### RECORDS
........

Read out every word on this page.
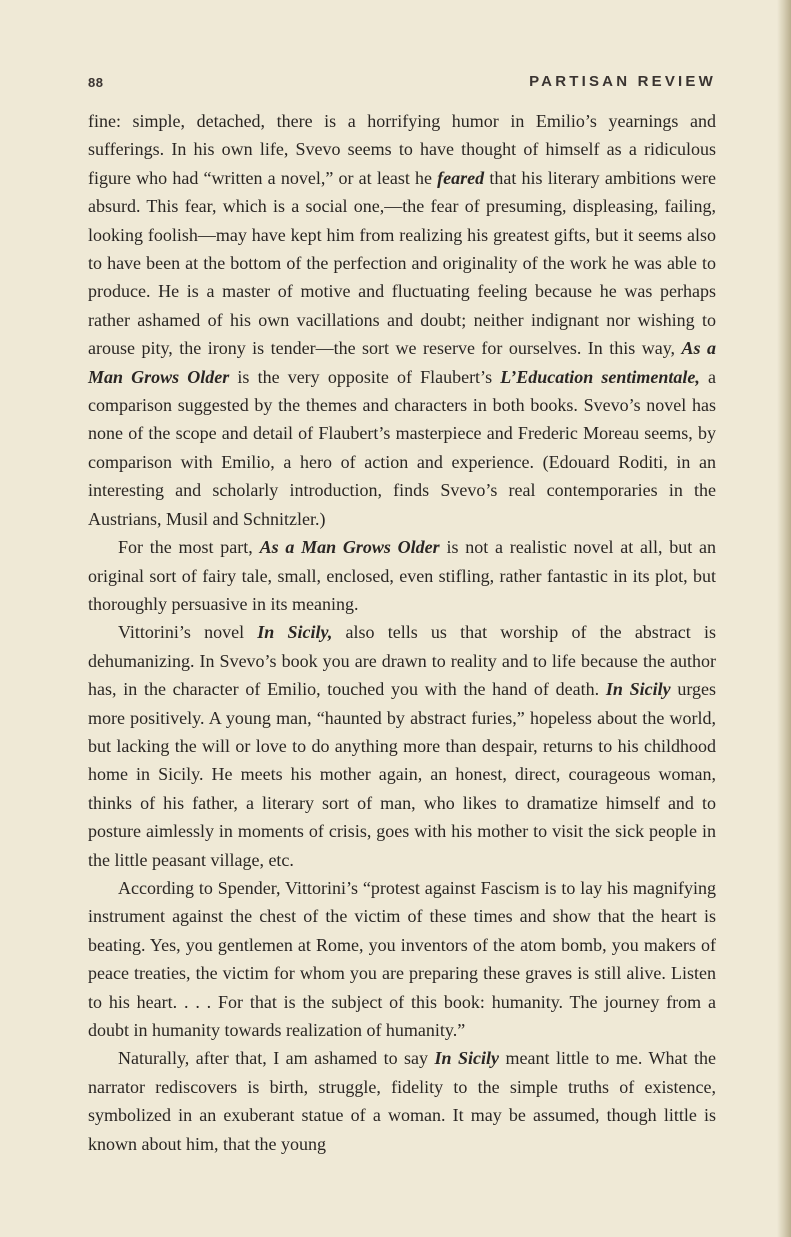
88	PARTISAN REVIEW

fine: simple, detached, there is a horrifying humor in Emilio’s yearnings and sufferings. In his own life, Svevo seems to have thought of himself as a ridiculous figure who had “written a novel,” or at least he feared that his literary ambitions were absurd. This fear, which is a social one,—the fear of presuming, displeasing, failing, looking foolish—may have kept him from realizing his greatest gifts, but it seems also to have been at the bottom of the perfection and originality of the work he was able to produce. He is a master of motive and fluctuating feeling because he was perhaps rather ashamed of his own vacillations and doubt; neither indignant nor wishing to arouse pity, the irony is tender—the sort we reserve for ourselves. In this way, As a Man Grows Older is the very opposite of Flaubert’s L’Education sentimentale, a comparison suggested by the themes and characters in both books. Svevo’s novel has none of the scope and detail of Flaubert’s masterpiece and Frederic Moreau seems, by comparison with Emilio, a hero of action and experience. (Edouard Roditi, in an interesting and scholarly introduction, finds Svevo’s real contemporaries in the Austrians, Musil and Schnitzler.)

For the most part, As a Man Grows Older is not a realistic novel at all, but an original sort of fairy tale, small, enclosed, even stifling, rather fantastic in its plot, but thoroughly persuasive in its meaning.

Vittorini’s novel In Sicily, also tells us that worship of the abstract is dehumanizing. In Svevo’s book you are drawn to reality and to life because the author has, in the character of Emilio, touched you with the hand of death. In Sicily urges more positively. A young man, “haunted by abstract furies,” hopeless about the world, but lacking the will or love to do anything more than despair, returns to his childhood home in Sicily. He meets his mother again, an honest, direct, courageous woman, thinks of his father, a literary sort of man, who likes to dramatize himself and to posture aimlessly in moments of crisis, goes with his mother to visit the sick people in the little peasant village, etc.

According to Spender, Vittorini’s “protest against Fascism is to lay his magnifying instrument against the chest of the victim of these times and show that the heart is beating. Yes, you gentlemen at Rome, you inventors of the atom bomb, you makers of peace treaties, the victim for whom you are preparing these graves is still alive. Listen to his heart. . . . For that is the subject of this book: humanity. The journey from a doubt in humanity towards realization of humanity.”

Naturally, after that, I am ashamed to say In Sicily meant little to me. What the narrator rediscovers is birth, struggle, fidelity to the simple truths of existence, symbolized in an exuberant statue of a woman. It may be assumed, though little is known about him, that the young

........

### EXERCISE DESCRIPTION
Every entry above needs to be retyped exactly; drop the pictures.

### EXERCISE RESPONSE
Read out every word on this page.
88	PARTISAN REVIEW

fine: simple, detached, there is a horrifying humor in Emilio’s yearnings and sufferings. In his own life, Svevo seems to have thought of himself as a ridiculous figure who had “written a novel,” or at least he feared that his literary ambitions were absurd. This fear, which is a social one,—the fear of presuming, displeasing, failing, looking foolish—may have kept him from realizing his greatest gifts, but it seems also to have been at the bottom of the perfection and originality of the work he was able to produce. He is a master of motive and fluctuating feeling because he was perhaps rather ashamed of his own vacillations and doubt; neither indignant nor wishing to arouse pity, the irony is tender—the sort we reserve for ourselves. In this way, As a Man Grows Older is the very opposite of Flaubert’s L’Education sentimentale, a comparison suggested by the themes and characters in both books. Svevo’s novel has none of the scope and detail of Flaubert’s masterpiece and Frederic Moreau seems, by comparison with Emilio, a hero of action and experience. (Edouard Roditi, in an interesting and scholarly introduction, finds Svevo’s real contemporaries in the Austrians, Musil and Schnitzler.)

For the most part, As a Man Grows Older is not a realistic novel at all, but an original sort of fairy tale, small, enclosed, even stifling, rather fantastic in its plot, but thoroughly persuasive in its meaning.

Vittorini’s novel In Sicily, also tells us that worship of the abstract is dehumanizing. In Svevo’s book you are drawn to reality and to life because the author has, in the character of Emilio, touched you with the hand of death. In Sicily urges more positively. A young man, “haunted by abstract furies,” hopeless about the world, but lacking the will or love to do anything more than despair, returns to his childhood home in Sicily. He meets his mother again, an honest, direct, courageous woman, thinks of his father, a literary sort of man, who likes to dramatize himself and to posture aimlessly in moments of crisis, goes with his mother to visit the sick people in the little peasant village, etc.

According to Spender, Vittorini’s “protest against Fascism is to lay his magnifying instrument against the chest of the victim of these times and show that the heart is beating. Yes, you gentlemen at Rome, you inventors of the atom bomb, you makers of peace treaties, the victim for whom you are preparing these graves is still alive. Listen to his heart. . . . For that is the subject of this book: humanity. The journey from a doubt in humanity towards realization of humanity.”

Naturally, after that, I am ashamed to say In Sicily meant little to me. What the narrator rediscovers is birth, struggle, fidelity to the simple truths of existence, symbolized in an exuberant statue of a woman. It may be assumed, though little is known about him, that the young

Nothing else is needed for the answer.